*What you need to do*. Where a line in the listing contains the string "flag", copy that line out.

*Provided data*.
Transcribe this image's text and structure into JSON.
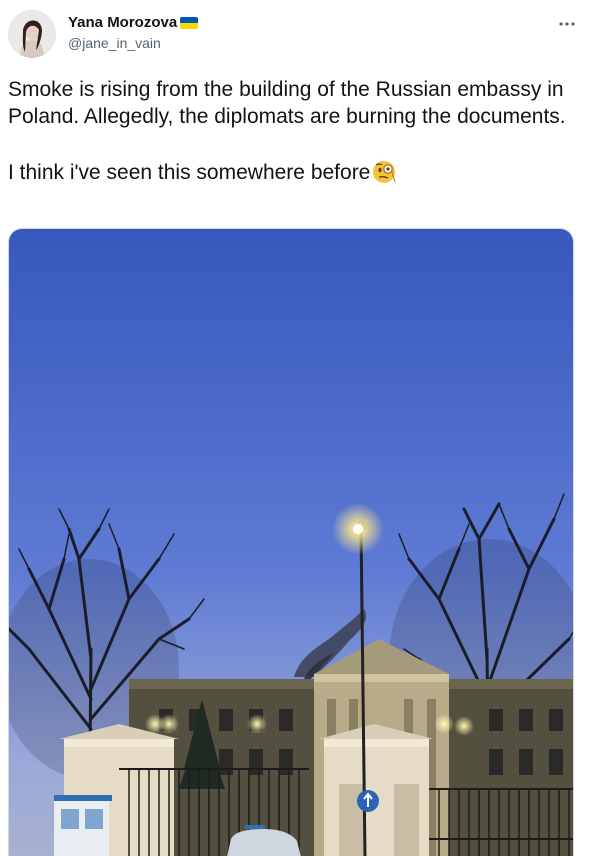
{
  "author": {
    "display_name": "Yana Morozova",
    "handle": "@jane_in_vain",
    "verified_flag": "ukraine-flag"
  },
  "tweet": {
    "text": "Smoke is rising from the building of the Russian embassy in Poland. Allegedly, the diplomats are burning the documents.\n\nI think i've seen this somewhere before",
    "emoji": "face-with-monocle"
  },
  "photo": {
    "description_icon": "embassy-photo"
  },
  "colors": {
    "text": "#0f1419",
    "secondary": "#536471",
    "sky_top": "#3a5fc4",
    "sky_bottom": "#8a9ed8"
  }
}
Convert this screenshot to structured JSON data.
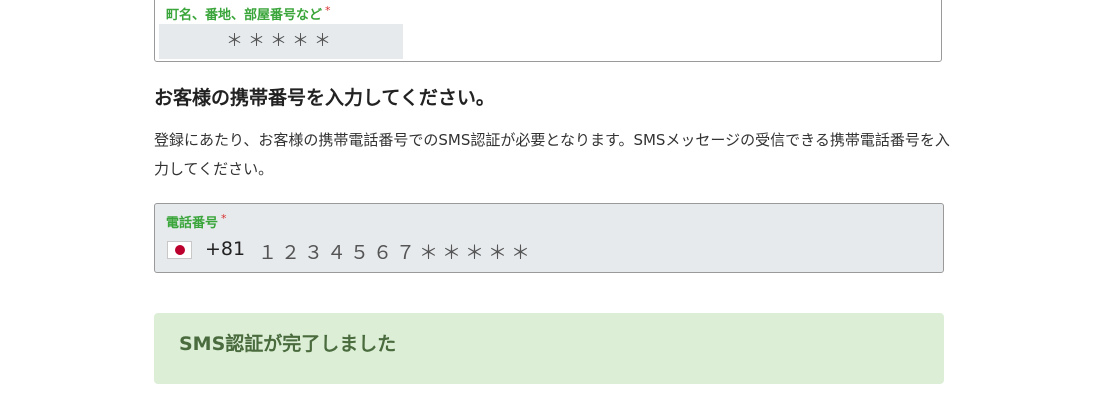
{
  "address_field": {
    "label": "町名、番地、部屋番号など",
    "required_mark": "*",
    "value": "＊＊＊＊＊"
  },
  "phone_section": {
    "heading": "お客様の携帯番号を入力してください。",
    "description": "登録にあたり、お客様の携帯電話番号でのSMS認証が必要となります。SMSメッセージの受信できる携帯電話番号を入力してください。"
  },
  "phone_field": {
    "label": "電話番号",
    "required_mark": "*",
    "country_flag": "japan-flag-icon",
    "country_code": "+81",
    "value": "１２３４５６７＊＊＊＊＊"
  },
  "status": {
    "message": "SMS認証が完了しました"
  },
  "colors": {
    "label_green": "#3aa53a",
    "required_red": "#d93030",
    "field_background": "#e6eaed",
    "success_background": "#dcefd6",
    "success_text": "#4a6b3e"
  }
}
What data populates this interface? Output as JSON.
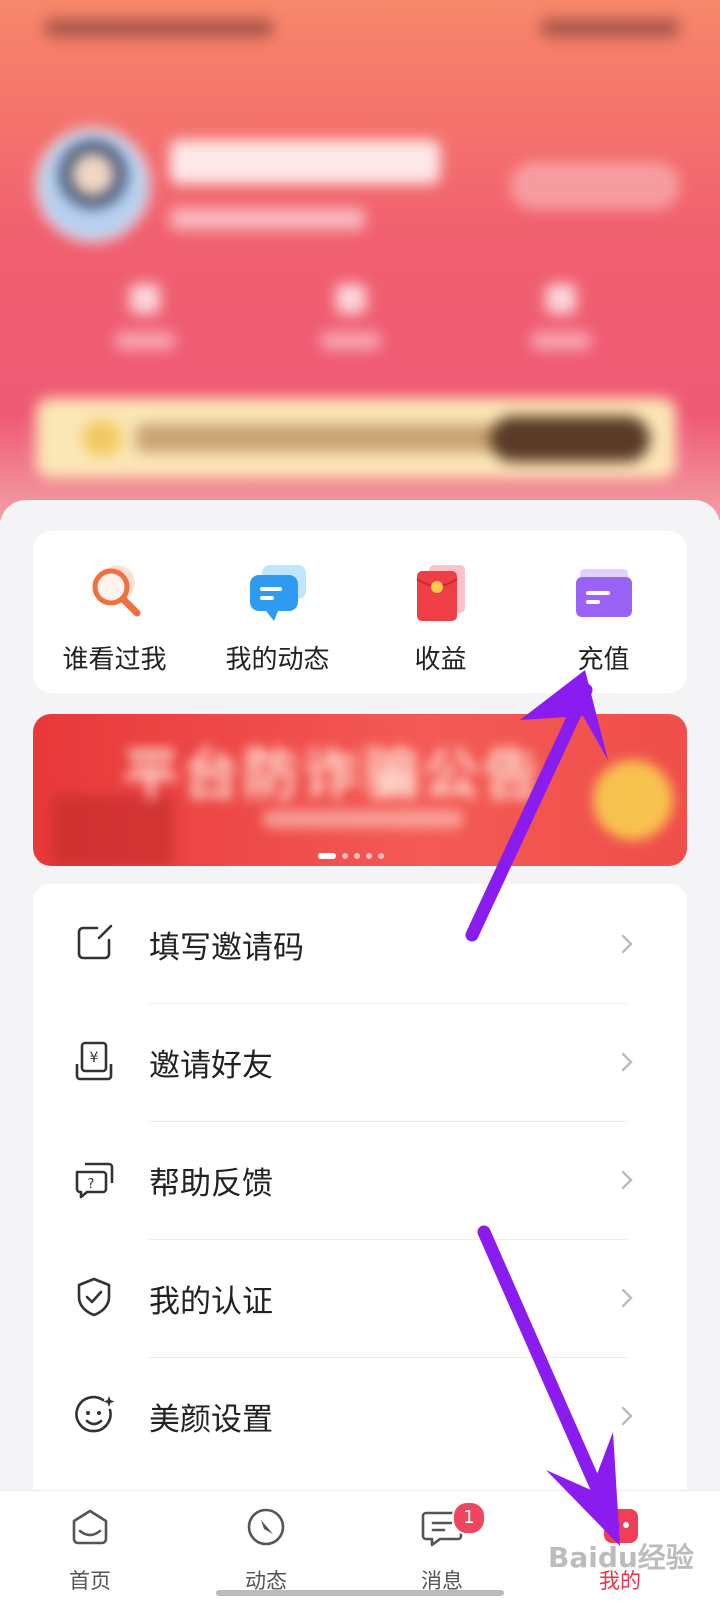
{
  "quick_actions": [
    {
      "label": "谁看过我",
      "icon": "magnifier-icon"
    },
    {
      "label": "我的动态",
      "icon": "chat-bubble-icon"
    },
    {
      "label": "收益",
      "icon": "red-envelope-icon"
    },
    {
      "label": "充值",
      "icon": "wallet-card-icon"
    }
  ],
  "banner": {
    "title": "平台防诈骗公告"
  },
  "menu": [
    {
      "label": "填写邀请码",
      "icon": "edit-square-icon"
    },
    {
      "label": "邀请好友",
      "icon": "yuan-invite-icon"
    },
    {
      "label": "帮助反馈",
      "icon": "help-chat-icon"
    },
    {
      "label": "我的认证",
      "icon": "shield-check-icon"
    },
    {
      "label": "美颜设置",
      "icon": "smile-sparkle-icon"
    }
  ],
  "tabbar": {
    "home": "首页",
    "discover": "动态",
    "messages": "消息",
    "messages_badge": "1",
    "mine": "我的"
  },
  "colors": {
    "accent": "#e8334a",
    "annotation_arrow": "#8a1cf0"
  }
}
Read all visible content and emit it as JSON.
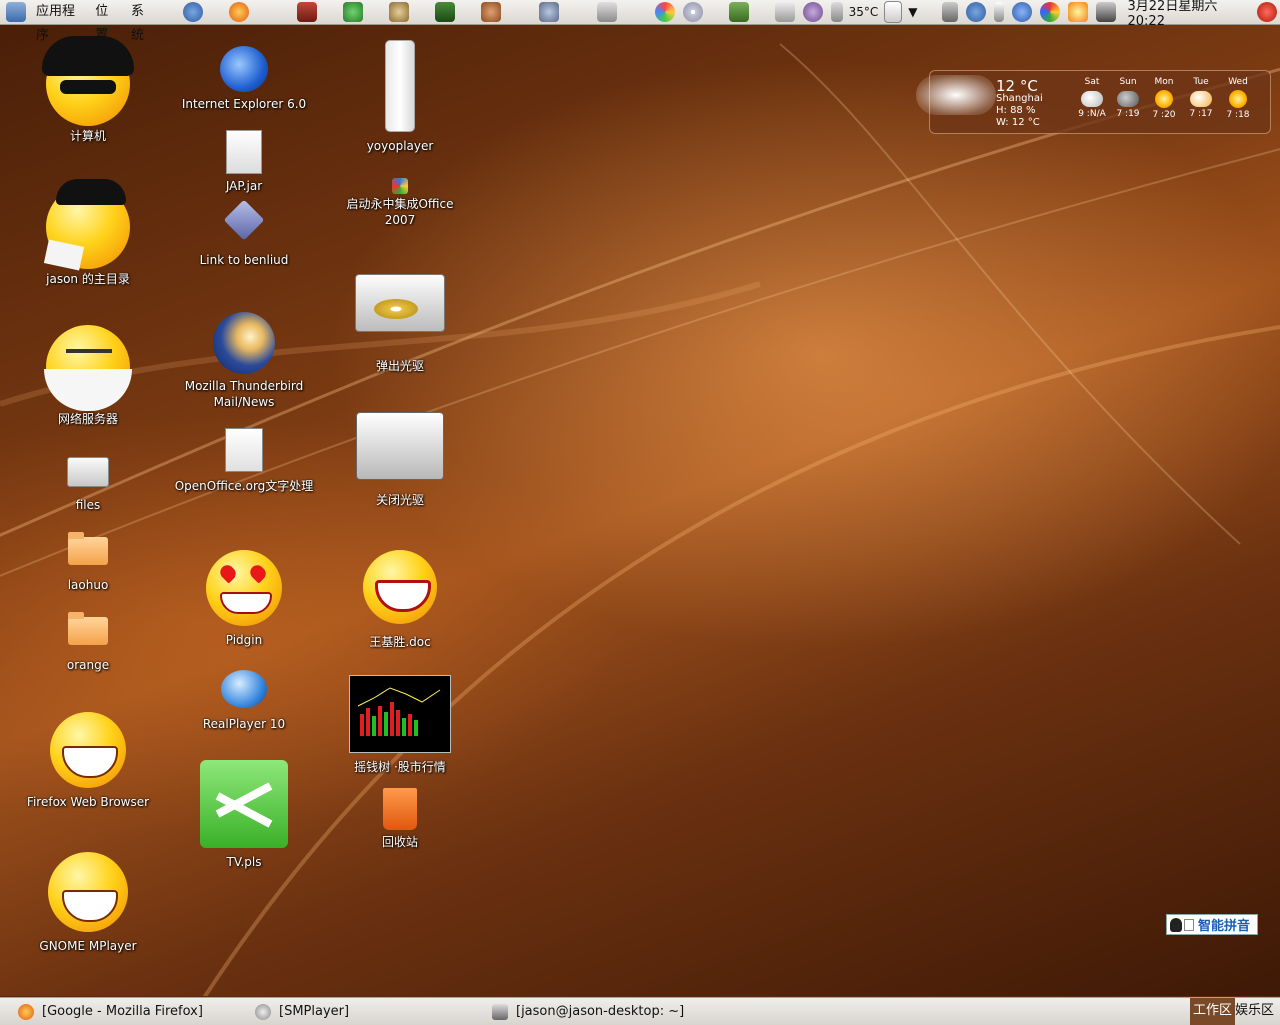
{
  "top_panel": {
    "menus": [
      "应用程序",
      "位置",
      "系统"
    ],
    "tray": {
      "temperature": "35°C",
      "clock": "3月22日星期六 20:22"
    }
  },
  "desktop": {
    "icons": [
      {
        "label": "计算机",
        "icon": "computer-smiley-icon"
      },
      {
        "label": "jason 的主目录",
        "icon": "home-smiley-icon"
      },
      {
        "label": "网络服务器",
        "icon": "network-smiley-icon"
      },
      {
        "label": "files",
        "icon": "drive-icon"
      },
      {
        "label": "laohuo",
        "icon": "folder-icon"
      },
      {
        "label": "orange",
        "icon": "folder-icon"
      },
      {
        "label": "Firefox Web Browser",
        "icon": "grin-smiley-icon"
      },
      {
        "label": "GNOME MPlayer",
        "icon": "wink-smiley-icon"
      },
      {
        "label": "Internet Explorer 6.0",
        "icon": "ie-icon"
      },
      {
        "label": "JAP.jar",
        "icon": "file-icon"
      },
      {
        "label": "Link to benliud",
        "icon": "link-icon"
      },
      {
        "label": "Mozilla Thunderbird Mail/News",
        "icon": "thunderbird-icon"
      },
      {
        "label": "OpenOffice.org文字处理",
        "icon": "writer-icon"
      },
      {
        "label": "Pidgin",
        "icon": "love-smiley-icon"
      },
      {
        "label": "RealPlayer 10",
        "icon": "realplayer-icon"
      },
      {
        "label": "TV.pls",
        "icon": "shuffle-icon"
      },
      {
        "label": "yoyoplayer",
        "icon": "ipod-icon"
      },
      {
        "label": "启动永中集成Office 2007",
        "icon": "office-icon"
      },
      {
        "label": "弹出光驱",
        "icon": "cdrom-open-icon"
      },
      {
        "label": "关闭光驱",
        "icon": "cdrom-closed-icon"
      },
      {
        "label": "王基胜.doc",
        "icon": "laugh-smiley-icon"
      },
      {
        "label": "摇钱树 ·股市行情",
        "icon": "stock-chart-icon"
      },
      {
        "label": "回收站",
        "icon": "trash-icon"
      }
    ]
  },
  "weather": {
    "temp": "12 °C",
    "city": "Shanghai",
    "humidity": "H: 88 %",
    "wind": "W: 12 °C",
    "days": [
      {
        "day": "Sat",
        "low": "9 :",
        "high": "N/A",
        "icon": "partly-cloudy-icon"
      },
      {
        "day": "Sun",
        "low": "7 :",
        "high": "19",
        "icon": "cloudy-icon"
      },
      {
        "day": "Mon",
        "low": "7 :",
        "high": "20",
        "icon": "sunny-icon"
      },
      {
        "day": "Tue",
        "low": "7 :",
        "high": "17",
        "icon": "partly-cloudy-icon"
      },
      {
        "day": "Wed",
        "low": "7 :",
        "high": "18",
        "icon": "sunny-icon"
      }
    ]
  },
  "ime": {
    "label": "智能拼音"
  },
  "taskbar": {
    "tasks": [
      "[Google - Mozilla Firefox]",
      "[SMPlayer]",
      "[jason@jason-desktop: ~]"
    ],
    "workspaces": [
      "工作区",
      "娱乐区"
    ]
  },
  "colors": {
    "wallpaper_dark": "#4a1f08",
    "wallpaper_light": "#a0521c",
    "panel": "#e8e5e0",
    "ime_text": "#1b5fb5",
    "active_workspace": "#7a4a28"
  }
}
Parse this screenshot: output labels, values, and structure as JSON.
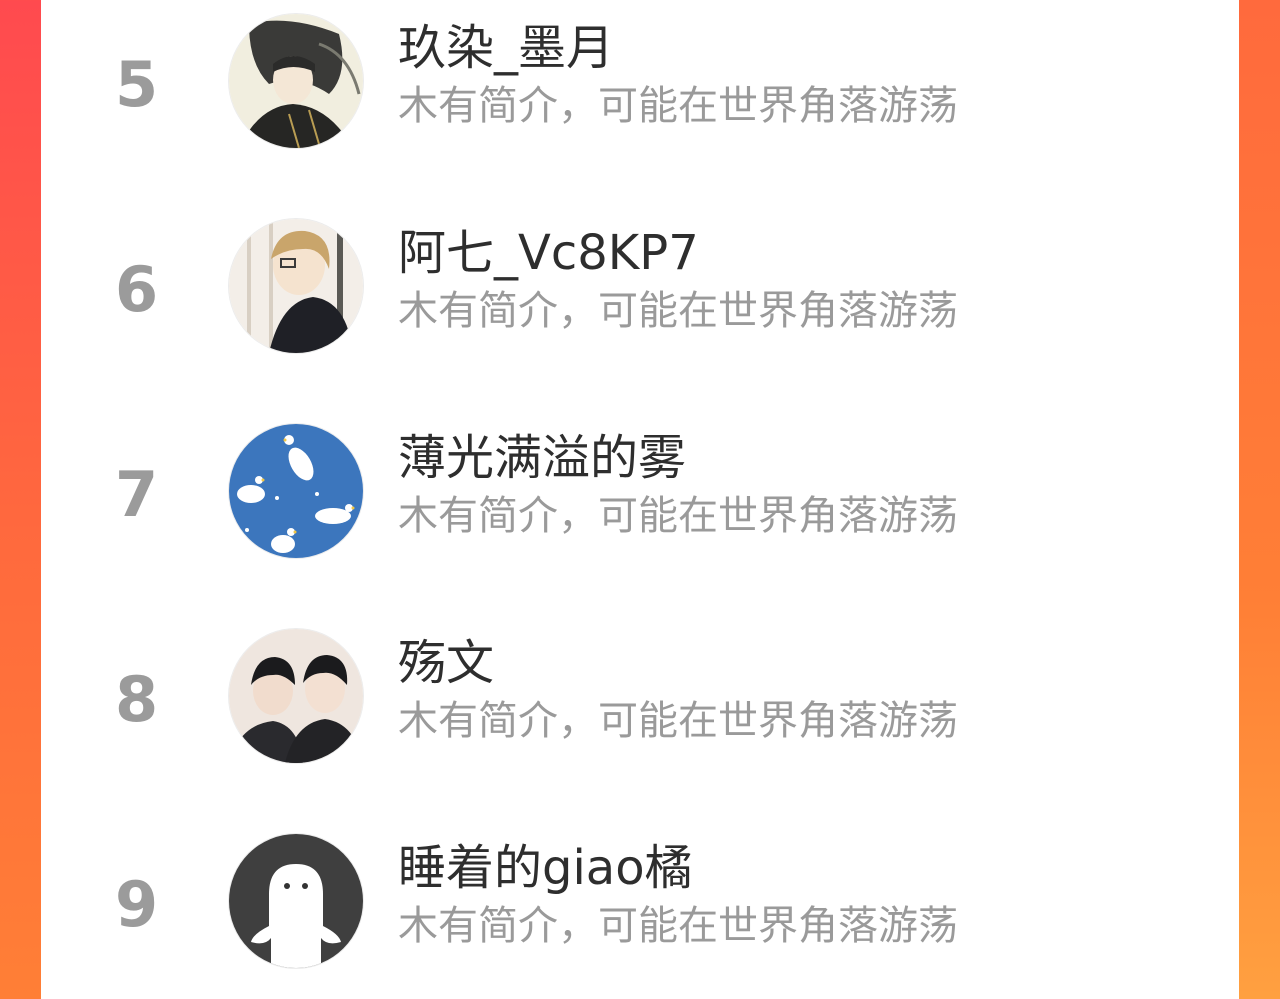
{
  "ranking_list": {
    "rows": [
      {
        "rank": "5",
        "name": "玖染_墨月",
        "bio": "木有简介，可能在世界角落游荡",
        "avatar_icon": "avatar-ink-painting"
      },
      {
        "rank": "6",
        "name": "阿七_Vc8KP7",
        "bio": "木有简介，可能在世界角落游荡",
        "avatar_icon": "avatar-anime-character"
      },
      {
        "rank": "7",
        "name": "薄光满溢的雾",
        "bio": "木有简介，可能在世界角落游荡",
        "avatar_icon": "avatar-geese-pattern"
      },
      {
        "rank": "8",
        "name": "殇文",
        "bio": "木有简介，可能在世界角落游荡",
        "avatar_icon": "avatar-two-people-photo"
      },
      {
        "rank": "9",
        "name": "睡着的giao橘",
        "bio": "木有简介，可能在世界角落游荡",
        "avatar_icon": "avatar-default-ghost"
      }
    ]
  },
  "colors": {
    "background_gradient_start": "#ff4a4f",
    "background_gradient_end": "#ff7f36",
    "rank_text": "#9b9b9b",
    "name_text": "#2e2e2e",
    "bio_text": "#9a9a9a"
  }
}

*Finished task*.
    "verified_flag": "ukraine-flag"
    "country_flag": "japan-flag-icon",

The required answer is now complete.